● **EXERCISE REQUIREMENTS**: Hunt for the word "emit" across the entries below, copying each line that holds it.

───── GIVEN DATA ─────

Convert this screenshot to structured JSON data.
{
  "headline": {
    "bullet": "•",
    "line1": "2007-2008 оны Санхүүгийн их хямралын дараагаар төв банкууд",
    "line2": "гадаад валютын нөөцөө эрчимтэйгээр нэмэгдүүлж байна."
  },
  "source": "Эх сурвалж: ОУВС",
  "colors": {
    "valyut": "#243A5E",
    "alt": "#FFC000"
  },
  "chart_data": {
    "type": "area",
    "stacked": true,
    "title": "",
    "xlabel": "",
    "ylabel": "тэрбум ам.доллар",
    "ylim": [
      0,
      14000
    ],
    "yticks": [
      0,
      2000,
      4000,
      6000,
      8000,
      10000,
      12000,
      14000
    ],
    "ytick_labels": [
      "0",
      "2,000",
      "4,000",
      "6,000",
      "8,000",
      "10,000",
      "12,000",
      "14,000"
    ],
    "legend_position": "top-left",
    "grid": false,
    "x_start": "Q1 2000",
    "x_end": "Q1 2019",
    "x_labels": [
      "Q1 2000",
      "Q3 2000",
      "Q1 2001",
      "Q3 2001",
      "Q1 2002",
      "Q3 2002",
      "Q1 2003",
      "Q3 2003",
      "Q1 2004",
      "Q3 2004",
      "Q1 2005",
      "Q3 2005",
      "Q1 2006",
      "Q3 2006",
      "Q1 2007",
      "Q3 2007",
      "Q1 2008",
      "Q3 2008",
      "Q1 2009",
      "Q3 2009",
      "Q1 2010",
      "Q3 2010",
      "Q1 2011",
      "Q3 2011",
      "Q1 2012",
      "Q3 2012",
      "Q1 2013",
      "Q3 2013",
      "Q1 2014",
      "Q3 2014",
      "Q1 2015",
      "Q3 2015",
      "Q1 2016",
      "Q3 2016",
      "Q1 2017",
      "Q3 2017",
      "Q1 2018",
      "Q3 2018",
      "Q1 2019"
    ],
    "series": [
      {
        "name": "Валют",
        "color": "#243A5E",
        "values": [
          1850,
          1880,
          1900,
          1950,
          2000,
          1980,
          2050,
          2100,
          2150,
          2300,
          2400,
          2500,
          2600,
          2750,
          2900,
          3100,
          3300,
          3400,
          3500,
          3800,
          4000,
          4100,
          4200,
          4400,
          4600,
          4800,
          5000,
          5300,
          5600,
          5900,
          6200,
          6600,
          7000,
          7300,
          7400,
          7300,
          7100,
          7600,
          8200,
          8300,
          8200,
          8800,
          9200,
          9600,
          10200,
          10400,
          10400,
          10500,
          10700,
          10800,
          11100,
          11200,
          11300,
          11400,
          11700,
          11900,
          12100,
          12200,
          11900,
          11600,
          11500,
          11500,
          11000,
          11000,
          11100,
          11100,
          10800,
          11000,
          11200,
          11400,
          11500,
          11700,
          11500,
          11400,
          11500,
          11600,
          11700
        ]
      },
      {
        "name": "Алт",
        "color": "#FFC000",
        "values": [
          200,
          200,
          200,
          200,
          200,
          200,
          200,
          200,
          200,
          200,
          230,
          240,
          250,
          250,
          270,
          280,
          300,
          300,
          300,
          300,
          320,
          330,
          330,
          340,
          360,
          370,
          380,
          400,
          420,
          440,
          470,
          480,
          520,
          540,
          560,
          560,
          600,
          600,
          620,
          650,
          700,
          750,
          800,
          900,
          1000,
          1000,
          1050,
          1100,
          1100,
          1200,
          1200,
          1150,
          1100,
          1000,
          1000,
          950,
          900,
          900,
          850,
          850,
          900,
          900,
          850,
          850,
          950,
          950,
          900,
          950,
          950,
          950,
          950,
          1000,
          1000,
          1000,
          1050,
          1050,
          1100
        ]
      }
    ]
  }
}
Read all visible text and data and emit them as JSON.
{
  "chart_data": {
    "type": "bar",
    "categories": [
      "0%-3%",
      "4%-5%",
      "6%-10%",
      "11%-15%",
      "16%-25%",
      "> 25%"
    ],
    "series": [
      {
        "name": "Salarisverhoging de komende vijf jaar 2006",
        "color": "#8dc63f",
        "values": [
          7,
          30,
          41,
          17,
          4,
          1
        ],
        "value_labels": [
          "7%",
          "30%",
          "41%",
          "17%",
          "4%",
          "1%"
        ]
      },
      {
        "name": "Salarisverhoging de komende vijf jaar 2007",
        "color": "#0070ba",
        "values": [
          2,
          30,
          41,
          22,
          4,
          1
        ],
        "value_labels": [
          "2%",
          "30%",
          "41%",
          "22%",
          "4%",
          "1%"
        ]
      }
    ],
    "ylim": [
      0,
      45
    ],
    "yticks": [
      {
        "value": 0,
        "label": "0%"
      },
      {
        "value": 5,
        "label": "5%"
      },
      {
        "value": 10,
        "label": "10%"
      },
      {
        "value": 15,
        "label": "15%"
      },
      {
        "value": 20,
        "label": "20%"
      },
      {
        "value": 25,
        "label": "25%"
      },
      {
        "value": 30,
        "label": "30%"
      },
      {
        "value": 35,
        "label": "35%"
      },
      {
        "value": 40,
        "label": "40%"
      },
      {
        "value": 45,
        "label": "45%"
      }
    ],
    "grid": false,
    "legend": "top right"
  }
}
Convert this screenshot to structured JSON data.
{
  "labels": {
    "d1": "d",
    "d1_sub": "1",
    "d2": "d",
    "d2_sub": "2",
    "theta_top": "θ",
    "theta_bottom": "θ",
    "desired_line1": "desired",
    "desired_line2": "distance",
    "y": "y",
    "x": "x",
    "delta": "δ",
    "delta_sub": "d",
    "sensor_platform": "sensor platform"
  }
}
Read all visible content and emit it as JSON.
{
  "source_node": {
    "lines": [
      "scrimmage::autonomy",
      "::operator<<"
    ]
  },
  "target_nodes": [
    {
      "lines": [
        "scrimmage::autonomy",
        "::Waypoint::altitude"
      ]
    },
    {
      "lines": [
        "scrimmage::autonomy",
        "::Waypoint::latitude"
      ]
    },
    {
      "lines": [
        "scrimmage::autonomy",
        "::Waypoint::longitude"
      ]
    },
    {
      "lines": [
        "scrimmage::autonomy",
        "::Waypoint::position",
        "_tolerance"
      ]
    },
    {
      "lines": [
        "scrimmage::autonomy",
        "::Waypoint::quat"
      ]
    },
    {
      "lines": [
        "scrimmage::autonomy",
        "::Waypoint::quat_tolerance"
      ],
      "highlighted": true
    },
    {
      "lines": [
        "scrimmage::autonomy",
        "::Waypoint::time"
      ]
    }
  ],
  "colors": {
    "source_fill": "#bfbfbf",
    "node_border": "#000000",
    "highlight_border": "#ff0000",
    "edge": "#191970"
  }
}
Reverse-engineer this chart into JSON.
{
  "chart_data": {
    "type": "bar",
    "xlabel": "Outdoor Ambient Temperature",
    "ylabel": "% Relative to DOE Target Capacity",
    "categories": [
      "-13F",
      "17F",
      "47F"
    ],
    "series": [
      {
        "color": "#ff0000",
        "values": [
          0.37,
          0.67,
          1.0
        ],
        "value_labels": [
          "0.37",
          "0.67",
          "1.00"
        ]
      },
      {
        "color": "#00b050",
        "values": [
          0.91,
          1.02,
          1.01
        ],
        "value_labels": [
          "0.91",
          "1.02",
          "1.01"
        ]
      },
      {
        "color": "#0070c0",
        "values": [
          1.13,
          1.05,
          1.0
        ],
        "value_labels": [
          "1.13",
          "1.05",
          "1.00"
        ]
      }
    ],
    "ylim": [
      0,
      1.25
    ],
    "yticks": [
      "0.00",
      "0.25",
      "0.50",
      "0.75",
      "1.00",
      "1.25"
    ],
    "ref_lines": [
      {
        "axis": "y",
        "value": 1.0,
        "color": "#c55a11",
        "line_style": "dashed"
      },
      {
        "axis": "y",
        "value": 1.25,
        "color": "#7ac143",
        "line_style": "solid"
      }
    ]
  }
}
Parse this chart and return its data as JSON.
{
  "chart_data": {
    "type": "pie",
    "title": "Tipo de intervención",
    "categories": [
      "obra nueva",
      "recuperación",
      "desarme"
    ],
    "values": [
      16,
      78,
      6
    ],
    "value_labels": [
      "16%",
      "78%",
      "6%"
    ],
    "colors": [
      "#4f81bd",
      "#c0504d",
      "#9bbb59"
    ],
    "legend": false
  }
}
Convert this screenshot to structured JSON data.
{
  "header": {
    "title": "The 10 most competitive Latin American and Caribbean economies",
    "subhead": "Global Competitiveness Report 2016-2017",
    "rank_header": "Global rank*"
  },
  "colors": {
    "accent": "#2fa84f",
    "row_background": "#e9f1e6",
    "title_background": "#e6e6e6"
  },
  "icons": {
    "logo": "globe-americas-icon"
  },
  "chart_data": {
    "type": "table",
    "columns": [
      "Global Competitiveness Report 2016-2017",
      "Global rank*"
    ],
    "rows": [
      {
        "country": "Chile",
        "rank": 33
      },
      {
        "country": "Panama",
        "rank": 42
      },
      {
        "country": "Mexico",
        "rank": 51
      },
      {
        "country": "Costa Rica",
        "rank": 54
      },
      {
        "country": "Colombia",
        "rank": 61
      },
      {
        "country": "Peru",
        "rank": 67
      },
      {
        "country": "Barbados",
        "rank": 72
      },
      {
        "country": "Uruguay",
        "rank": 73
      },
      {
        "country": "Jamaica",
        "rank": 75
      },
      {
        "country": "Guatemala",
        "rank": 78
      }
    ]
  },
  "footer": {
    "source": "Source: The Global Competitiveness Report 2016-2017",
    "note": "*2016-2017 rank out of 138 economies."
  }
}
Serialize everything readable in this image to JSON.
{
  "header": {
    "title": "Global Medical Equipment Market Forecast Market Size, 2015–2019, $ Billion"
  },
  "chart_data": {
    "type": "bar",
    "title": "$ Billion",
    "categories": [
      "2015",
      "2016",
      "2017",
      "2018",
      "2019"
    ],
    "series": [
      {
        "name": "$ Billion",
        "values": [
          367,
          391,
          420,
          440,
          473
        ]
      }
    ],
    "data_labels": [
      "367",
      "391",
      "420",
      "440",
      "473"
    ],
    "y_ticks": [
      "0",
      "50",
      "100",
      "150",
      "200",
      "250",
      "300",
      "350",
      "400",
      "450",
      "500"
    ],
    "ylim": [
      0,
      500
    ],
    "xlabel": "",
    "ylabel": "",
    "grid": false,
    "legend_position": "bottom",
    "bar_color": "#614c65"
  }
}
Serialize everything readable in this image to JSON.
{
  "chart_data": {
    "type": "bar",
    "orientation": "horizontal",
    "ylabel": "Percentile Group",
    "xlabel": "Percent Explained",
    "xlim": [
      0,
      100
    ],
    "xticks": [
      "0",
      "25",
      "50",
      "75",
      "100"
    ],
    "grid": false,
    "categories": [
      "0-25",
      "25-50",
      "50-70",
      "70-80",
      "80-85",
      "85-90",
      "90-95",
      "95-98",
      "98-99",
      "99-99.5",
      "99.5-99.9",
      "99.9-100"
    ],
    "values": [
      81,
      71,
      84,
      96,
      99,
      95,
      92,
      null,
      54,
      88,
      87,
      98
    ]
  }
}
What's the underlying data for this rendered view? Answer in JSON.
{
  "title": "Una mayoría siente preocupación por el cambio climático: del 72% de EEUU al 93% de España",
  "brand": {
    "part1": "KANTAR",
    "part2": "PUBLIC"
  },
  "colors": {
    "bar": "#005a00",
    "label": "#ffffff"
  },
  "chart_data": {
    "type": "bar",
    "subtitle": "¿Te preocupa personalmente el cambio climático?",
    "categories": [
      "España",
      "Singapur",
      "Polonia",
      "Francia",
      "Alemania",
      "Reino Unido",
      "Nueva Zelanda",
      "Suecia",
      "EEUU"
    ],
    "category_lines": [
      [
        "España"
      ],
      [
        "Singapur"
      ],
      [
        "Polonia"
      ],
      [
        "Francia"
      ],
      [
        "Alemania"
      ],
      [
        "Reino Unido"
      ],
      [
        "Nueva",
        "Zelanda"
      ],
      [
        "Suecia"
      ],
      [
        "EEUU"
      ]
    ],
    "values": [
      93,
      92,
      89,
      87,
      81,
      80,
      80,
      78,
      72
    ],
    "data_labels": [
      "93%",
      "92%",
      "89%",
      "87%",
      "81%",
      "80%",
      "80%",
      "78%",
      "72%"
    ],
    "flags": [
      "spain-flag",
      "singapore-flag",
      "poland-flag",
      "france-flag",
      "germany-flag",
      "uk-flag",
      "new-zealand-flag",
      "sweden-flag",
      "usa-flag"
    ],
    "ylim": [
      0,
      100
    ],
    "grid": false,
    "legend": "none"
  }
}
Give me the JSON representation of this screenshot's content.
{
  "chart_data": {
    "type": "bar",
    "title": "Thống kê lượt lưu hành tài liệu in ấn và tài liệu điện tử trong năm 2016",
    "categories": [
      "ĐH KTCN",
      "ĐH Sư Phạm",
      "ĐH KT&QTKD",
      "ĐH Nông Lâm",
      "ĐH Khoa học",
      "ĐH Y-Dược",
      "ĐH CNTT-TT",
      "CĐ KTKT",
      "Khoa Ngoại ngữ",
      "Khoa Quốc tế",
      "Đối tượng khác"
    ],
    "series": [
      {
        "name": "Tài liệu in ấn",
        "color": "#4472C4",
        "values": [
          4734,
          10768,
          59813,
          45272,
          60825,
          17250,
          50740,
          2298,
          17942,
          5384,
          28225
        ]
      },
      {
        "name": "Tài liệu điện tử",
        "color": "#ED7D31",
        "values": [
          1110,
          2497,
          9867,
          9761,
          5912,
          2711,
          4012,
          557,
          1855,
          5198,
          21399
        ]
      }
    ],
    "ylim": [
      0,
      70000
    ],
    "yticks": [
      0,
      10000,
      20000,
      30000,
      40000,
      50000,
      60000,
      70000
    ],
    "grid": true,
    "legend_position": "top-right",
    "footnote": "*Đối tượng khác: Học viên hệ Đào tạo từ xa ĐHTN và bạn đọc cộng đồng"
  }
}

─────

● **FINAL ANSWER**:
Read all visible text and data and emit them as JSON.
Read all visible content and emit it as JSON.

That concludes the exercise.